RECORDS SUPPLIED:
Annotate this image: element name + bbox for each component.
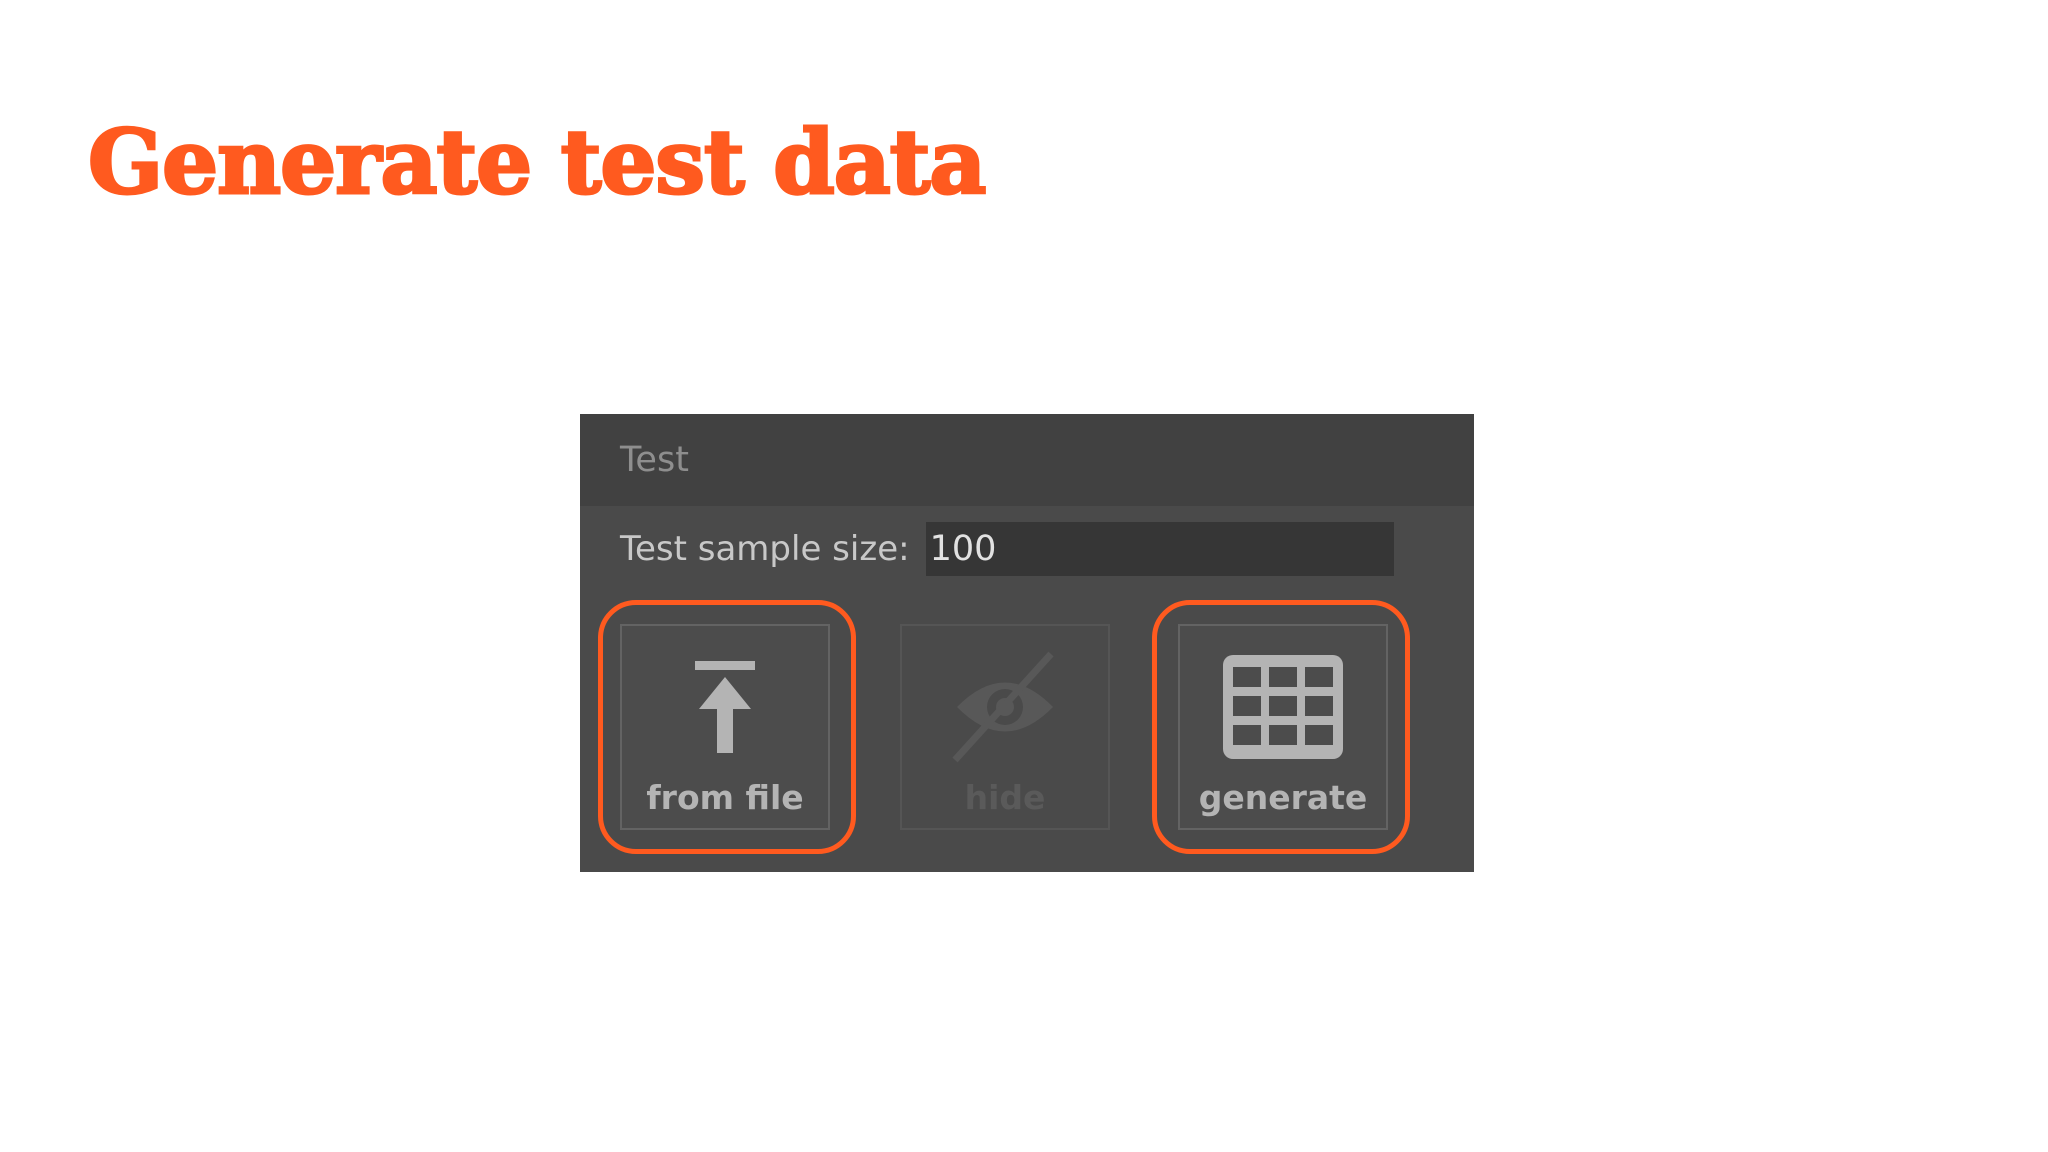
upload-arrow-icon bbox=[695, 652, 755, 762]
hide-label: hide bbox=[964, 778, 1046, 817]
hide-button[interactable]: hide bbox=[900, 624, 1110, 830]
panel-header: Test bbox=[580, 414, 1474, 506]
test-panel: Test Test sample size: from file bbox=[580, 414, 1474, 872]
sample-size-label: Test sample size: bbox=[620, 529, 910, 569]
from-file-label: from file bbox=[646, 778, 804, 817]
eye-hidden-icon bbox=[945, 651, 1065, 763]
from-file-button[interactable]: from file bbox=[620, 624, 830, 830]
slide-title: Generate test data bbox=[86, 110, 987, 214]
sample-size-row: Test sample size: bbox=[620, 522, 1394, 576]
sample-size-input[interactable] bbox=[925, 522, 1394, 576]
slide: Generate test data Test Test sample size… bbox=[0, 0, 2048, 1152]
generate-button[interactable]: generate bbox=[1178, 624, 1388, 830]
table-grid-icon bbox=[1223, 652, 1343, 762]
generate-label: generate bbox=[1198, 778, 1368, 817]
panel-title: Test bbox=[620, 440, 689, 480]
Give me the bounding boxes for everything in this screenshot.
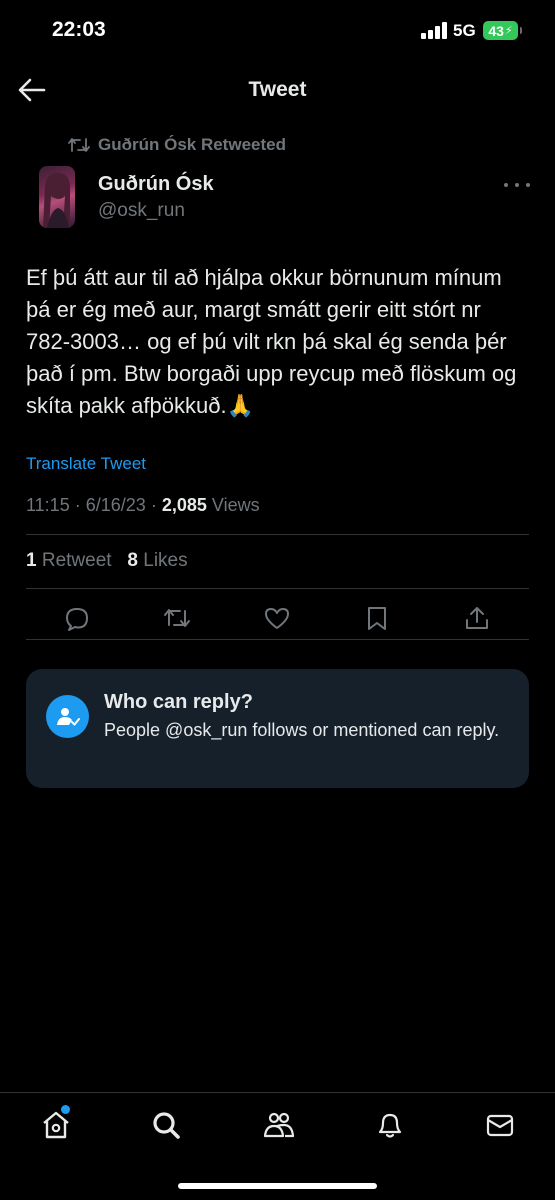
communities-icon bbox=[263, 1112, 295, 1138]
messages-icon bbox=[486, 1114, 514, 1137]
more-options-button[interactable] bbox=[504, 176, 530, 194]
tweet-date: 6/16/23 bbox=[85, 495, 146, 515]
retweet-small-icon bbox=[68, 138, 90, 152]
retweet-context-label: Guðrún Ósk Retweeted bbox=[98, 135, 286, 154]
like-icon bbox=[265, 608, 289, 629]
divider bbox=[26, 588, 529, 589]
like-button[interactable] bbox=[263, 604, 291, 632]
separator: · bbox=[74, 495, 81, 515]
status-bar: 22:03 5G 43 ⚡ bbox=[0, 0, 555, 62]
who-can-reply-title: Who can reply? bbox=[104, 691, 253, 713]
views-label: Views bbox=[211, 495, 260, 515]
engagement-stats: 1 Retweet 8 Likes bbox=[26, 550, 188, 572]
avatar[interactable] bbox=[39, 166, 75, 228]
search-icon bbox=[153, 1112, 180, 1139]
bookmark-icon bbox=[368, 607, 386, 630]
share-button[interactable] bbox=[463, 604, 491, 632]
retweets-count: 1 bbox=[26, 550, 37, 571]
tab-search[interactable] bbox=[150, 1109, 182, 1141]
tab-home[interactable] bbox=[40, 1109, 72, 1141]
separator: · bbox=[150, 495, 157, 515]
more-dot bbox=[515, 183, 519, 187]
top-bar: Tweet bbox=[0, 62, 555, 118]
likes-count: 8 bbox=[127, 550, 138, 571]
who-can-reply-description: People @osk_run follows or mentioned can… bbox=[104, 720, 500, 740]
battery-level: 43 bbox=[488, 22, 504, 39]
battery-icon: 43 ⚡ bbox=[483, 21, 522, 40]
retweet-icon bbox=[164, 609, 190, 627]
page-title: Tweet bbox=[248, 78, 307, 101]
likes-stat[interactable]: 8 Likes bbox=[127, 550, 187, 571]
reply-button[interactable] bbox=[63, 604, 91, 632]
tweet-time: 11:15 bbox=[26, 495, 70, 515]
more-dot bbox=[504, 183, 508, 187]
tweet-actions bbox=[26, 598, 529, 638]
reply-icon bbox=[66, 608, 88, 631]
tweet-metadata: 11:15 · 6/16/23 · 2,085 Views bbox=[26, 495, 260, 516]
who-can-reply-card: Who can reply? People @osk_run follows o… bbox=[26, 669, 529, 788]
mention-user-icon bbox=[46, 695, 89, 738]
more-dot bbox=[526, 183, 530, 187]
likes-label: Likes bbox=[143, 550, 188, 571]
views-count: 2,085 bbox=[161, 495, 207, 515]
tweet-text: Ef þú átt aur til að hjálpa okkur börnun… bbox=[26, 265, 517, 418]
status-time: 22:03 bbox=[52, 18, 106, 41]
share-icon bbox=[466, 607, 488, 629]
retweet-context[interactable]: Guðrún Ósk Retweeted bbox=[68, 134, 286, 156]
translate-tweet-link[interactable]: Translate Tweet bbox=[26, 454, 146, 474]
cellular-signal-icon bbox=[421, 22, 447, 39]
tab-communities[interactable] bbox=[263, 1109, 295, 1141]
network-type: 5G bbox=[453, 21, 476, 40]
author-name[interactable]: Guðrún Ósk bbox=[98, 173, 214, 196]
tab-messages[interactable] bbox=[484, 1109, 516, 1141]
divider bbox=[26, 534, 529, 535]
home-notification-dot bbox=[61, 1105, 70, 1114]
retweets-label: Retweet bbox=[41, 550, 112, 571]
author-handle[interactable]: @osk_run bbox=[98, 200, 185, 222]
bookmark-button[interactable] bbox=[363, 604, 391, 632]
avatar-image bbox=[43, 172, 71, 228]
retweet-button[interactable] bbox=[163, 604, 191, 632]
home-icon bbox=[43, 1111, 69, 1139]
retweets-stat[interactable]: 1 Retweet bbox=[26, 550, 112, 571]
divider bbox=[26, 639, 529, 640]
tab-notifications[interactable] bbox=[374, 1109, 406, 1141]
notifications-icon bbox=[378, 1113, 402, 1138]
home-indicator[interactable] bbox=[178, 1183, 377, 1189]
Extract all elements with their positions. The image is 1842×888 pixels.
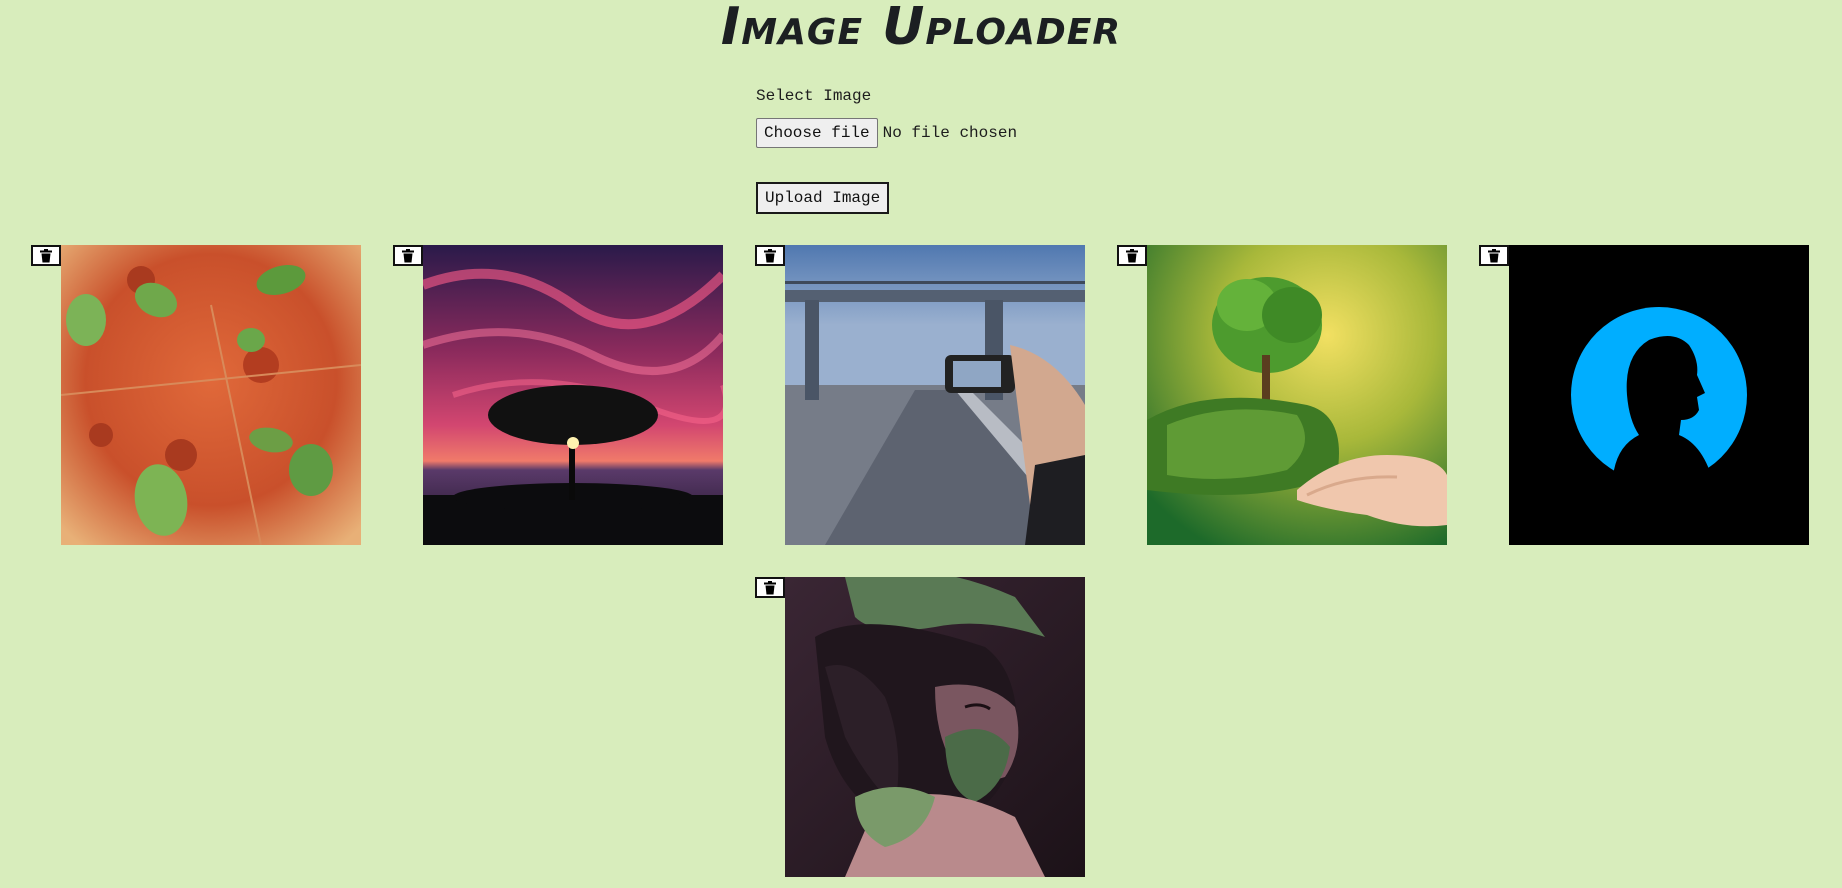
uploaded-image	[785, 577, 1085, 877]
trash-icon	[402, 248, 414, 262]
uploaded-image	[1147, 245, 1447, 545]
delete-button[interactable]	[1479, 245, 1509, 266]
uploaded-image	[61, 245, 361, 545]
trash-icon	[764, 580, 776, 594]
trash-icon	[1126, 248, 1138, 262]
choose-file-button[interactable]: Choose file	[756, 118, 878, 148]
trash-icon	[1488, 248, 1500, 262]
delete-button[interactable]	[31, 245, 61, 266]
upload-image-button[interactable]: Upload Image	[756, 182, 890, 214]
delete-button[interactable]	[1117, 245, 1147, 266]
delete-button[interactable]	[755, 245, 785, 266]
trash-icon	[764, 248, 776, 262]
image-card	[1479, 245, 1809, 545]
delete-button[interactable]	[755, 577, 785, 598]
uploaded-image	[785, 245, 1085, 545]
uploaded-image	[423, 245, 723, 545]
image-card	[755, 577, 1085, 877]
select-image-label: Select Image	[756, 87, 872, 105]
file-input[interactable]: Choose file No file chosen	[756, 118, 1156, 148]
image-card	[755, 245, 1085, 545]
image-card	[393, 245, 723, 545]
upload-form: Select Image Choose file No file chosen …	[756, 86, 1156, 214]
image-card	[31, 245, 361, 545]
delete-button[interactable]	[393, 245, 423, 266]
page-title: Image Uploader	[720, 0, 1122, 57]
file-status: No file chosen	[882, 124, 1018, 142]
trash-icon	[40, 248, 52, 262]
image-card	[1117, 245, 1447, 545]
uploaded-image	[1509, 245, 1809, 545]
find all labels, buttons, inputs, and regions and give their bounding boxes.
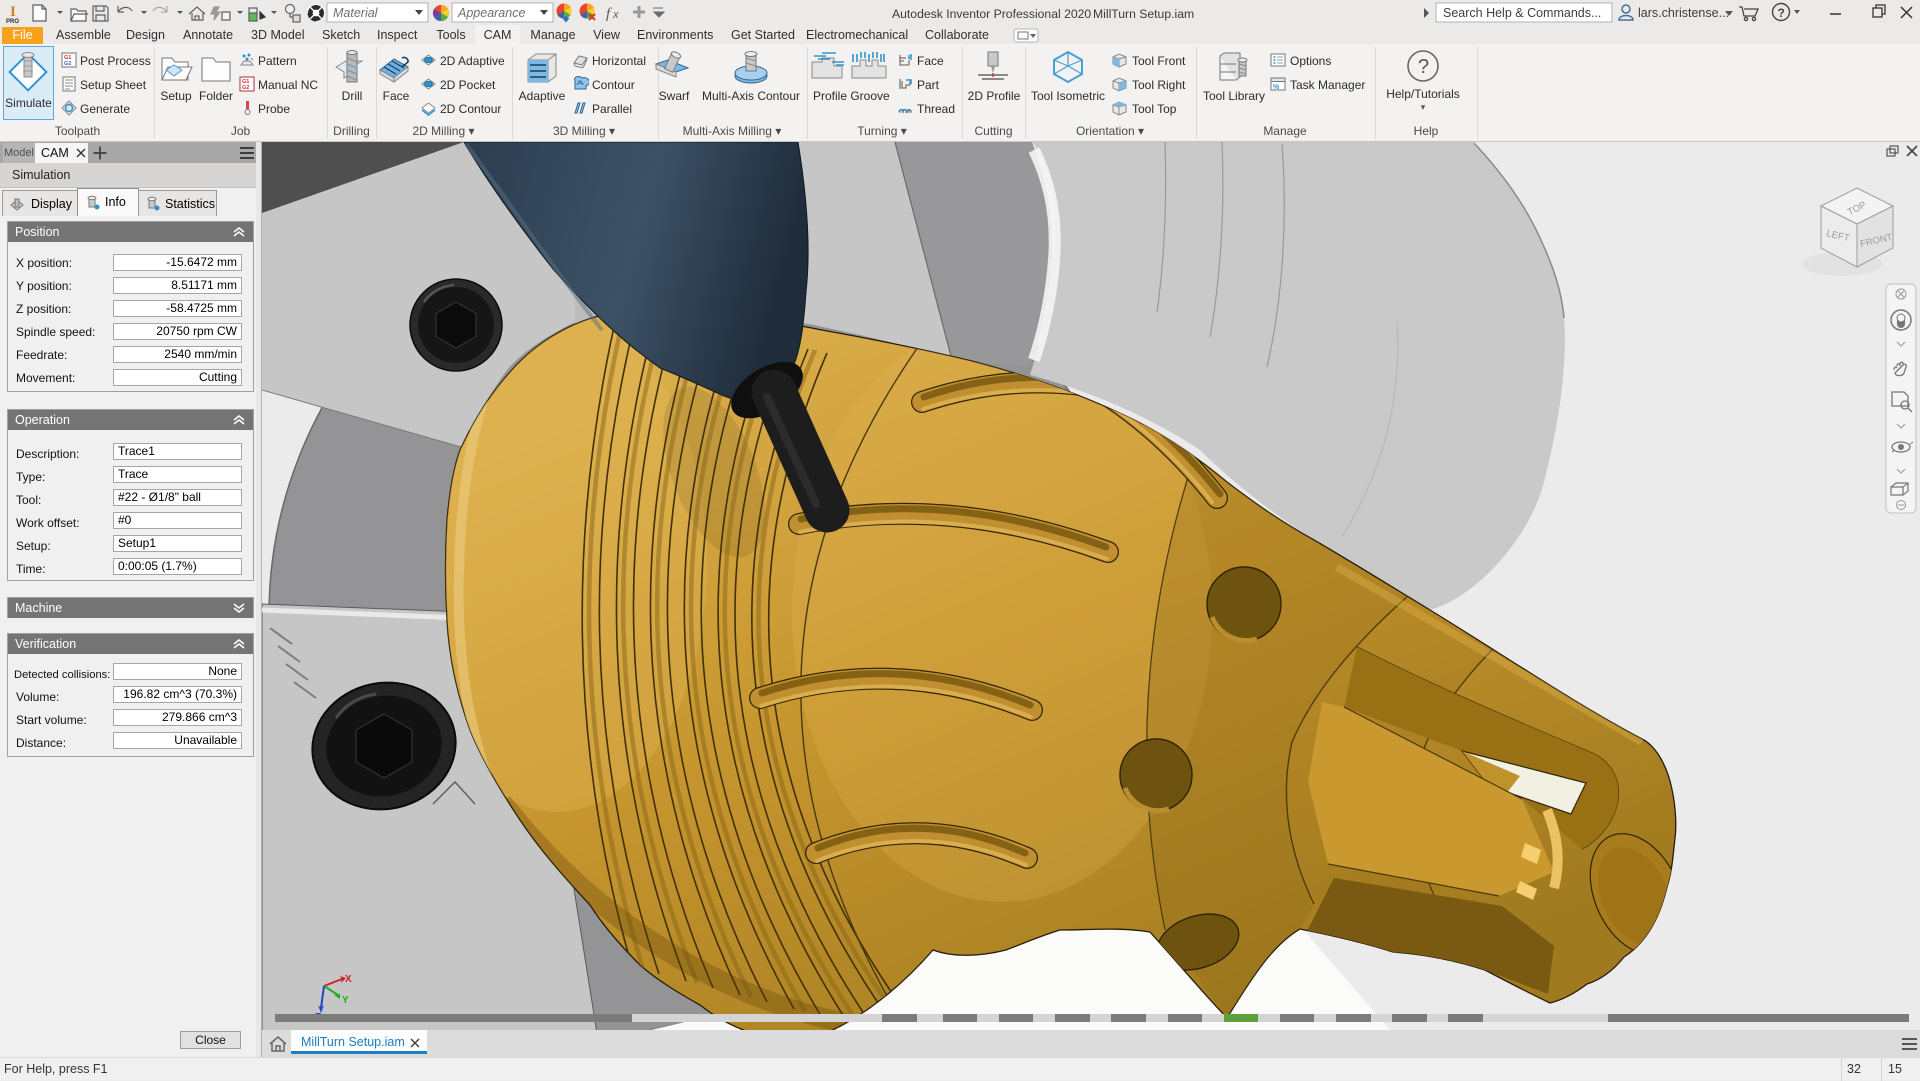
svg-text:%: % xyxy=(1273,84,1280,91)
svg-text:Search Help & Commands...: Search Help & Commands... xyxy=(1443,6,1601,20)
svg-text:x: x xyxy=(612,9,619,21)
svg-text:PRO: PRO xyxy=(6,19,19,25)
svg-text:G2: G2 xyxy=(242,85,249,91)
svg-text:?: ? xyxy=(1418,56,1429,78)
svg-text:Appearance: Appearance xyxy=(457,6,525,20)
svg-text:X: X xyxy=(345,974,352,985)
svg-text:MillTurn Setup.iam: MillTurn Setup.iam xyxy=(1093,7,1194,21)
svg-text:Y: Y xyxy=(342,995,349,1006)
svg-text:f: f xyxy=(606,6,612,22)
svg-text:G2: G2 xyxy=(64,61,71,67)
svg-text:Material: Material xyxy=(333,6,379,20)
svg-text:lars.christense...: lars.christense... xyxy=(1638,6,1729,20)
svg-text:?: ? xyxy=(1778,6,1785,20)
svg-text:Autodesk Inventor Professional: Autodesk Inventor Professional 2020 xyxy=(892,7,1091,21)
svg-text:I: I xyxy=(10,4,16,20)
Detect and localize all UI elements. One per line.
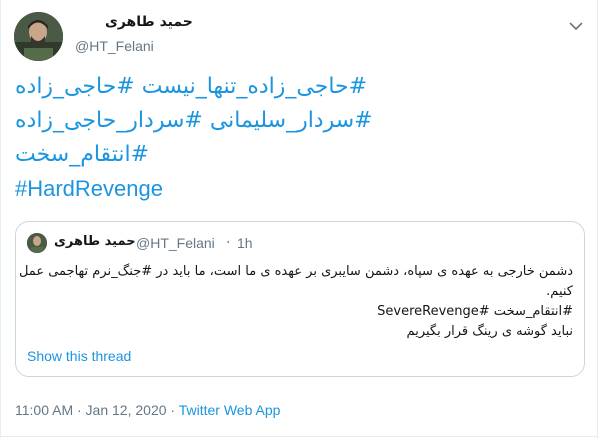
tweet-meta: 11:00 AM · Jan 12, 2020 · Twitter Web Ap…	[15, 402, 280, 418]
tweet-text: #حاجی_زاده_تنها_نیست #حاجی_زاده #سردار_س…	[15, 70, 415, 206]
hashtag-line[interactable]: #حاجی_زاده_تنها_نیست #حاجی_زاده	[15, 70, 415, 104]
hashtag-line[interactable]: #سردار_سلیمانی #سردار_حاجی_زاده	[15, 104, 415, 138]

TASK REQUIREMENTS: Copy out the part of the records that opens with the line containing "upload-arrow-icon bbox=[695, 652, 755, 762]" and closes with the line containing "panel-title: Test bbox=[620, 440, 689, 480]", with both of those lines included.

PROBLEM SOLUTION:
upload-arrow-icon bbox=[695, 652, 755, 762]
hide-label: hide bbox=[964, 778, 1046, 817]
hide-button[interactable]: hide bbox=[900, 624, 1110, 830]
panel-header: Test bbox=[580, 414, 1474, 506]
test-panel: Test Test sample size: from file bbox=[580, 414, 1474, 872]
sample-size-label: Test sample size: bbox=[620, 529, 910, 569]
from-file-label: from file bbox=[646, 778, 804, 817]
eye-hidden-icon bbox=[945, 651, 1065, 763]
from-file-button[interactable]: from file bbox=[620, 624, 830, 830]
slide-title: Generate test data bbox=[86, 110, 987, 214]
sample-size-row: Test sample size: bbox=[620, 522, 1394, 576]
sample-size-input[interactable] bbox=[925, 522, 1394, 576]
slide: Generate test data Test Test sample size… bbox=[0, 0, 2048, 1152]
generate-button[interactable]: generate bbox=[1178, 624, 1388, 830]
table-grid-icon bbox=[1223, 652, 1343, 762]
generate-label: generate bbox=[1198, 778, 1368, 817]
panel-title: Test bbox=[620, 440, 689, 480]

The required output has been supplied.